◆ Texte cité ◆
++++
Le gouvernement français souhaite que 20% de la facture totale de l’organisation de la Conférence internationale de l’ONU sur le réchauffement climatique qui se tiendra à la fin de l’année à Paris soit financée par des entreprises privées. Plusieurs champions des énergies sales et du lobby contre la transition énergétique seraient sur les rangs, ainsi que d’autres multinationales apôtres du greenwashing.

(ce texte a été modifié vendredi 17 avril suite à un démenti de Pierre-Henri Guignard, secrétaire général de la COP21, portant sur les entreprises BMW, Vattenfall et New Holland Agriculture – aucun démenti n’a été reçu sur Suez et LVMH)

Le gouvernement a évalué le budget total de l’organisation de la COP21 (location et aménagement du lieu, sécurité, communication etc) à 187 millions d’euros. Depuis le début, il est prévu de faire appel à des financements privés. Rapidement le gouvernement et l’équipe en charge de préparer la conférence ont fixé un objectif de 20% de financements privés, venant des entreprises, françaises et étrangères. Choix extrêmement discutable en soit, puisqu’il n’existe aucune entreprise prête à débloquer des financements sans obtenir un retour sur investissement, notamment en termes d’image. Ce faisant, le gouvernement instrumentalise une conférence d’intérêt général pour satisfaire les intérêts particuliers de quelques entreprises. Le tout pour quelques millions d’euros qu’une grande puissance économique telle que la France devrait pouvoir trouver pour financer une “conférence historique”, selon les termes de François Hollande, quitte à réduire les cadeaux fiscaux qui sont octroyés aux entreprises.

Le choix de confier le financement d’une partie de la conférence de l’ONU sur le dérèglement climatique à des entreprises privées et donc un choix idéologique clairement marqué, qui n’est en rien dicté par des obligations pragmatiques, et qui ne peut que renforcer la main-mise du secteur privé sur ce type de conférence.

A plusieurs reprises, les équipes du gouvernement ont indiqué, souvent en Off, qu’elles seraient extrêmement attentives à ne pas accepter de financements d’entreprises privées qui ne soient pas clairement engagées dans la lutte contre les dérèglements climatiques, et qu’il n’était pas question d’accepter le financement d’entreprises qui soient identifiées comme à la source des dérèglements climatiques.

Depuis quelques semaines, les choix du gouvernement seraient arrêtées et les entreprises choisies. Des conventions seraient en cours de signature, mais rien n’avait jusqu’ici filtré (à notre connaissance).
++++
[Données de disposition spatiale]

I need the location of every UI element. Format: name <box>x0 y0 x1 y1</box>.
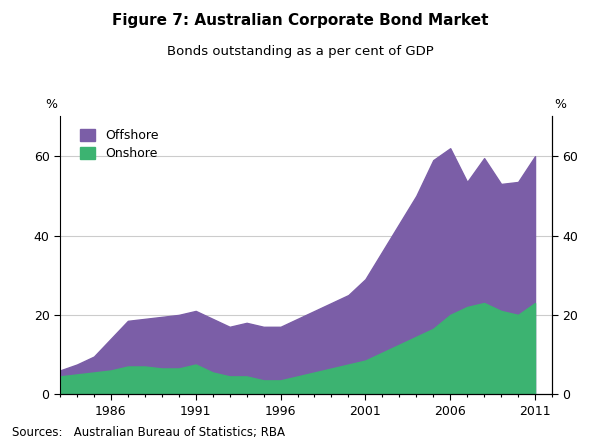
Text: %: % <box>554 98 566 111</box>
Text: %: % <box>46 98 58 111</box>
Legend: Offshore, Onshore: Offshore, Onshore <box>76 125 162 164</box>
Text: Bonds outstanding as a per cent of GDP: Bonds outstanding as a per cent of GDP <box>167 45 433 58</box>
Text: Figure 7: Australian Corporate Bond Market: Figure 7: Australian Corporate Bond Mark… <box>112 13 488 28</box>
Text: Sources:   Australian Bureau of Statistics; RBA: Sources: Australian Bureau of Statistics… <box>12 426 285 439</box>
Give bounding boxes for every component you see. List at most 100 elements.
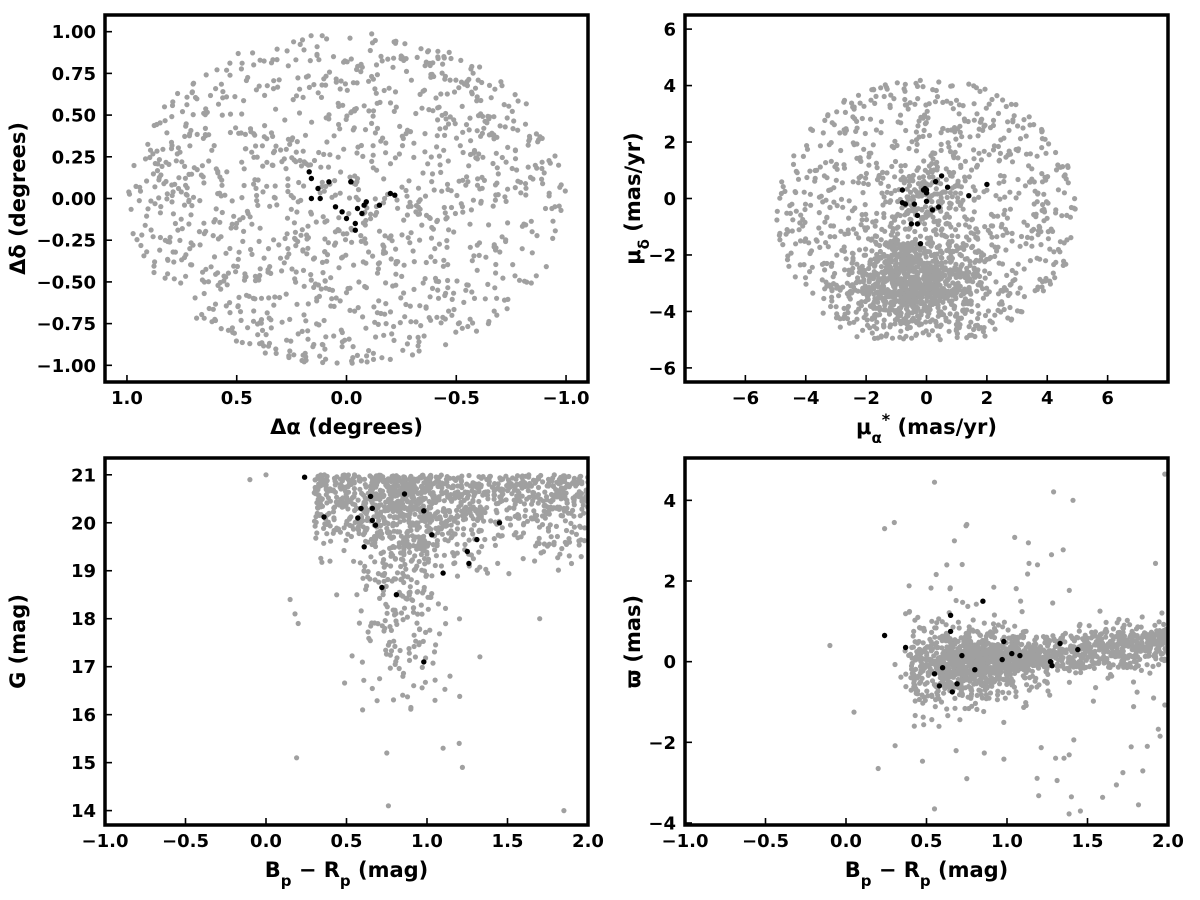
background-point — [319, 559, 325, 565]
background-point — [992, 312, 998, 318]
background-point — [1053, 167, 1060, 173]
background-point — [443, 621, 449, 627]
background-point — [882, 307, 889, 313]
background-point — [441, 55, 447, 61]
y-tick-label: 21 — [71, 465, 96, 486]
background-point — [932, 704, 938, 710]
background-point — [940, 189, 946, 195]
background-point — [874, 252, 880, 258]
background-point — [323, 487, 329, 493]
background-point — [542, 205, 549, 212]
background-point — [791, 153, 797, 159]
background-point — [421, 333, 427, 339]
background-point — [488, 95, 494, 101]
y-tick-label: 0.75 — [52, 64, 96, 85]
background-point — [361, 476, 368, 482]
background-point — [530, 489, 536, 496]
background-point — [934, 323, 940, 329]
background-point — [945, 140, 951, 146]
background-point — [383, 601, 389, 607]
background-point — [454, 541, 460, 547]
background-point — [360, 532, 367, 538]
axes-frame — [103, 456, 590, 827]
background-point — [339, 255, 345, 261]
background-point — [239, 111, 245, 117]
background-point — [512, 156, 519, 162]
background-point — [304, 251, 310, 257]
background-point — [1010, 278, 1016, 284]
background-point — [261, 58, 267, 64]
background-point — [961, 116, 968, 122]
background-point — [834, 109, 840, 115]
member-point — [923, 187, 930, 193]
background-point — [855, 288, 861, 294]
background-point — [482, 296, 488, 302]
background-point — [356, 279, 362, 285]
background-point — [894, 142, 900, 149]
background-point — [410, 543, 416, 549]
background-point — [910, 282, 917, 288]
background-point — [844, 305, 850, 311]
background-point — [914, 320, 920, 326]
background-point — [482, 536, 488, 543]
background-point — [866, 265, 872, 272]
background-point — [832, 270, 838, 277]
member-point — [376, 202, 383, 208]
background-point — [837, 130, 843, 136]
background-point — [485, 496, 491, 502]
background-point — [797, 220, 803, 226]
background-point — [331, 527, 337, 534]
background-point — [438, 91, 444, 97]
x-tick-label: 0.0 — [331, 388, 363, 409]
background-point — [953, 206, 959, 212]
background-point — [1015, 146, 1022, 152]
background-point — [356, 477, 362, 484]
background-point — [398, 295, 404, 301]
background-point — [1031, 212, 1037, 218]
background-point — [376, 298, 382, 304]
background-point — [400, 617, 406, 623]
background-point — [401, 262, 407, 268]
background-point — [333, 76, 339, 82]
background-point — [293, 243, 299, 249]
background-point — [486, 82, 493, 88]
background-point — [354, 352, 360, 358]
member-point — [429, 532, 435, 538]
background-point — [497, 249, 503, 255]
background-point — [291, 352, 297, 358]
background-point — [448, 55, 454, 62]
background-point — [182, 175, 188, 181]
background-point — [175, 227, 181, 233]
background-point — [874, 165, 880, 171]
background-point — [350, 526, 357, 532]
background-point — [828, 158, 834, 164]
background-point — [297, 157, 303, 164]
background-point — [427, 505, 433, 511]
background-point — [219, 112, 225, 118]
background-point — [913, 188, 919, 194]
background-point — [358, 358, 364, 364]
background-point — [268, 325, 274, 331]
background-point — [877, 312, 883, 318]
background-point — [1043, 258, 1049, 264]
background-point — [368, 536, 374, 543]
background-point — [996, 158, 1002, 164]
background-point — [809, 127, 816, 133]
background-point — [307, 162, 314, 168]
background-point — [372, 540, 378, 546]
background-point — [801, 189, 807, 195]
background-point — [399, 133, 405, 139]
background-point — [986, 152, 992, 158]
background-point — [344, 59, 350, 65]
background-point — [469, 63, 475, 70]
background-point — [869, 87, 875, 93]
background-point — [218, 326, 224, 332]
++++
◆ Consignes de travail ◆
1. Reproduisez, dans le texte cité, tout le passage qui va de "Le gouvernement français" jusqu'à "Suez et LVMH)".
2. D'après le texte cité, à quel montant le gouvernement a-t-il évalué le budget total de l'organisation de la COP21 ?

◆ Réponses dans l'ordre ◆
1.
Le gouvernement français souhaite que 20% de la facture totale de l’organisation de la Conférence internationale de l’ONU sur le réchauffement climatique qui se tiendra à la fin de l’année à Paris soit financée par des entreprises privées. Plusieurs champions des énergies sales et du lobby contre la transition énergétique seraient sur les rangs, ainsi que d’autres multinationales apôtres du greenwashing.

(ce texte a été modifié vendredi 17 avril suite à un démenti de Pierre-Henri Guignard, secrétaire général de la COP21, portant sur les entreprises BMW, Vattenfall et New Holland Agriculture – aucun démenti n’a été reçu sur Suez et LVMH)

2. À 187 millions d'euros.